● Exercise requirements: Copy out each line of the listing that has the word "JSON" in it.
------ Supplied data
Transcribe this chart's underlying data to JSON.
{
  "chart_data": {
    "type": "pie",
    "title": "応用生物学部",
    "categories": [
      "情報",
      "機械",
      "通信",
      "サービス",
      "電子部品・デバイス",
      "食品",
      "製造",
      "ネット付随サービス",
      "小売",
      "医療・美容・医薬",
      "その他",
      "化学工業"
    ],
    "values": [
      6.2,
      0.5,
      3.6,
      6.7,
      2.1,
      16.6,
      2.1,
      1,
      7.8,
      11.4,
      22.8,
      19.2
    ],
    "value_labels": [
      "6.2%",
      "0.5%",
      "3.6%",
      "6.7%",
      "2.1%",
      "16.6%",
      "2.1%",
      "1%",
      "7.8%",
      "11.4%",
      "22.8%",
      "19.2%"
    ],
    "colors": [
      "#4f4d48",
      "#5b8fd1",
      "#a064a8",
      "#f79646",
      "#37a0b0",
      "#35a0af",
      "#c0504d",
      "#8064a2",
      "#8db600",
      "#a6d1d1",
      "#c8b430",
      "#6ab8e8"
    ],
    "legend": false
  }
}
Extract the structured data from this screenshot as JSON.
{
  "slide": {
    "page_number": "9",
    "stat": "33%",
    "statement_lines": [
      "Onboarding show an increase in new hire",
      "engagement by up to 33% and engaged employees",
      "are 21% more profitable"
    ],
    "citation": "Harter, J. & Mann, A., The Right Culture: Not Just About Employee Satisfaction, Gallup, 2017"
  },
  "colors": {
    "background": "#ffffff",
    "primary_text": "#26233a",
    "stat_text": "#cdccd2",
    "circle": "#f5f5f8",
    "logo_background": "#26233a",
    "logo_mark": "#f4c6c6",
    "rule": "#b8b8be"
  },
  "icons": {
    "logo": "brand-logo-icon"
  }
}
------------
● Solution to this exercise:
Transcribe this chart's underlying data to JSON.
Extract the structured data from this screenshot as JSON.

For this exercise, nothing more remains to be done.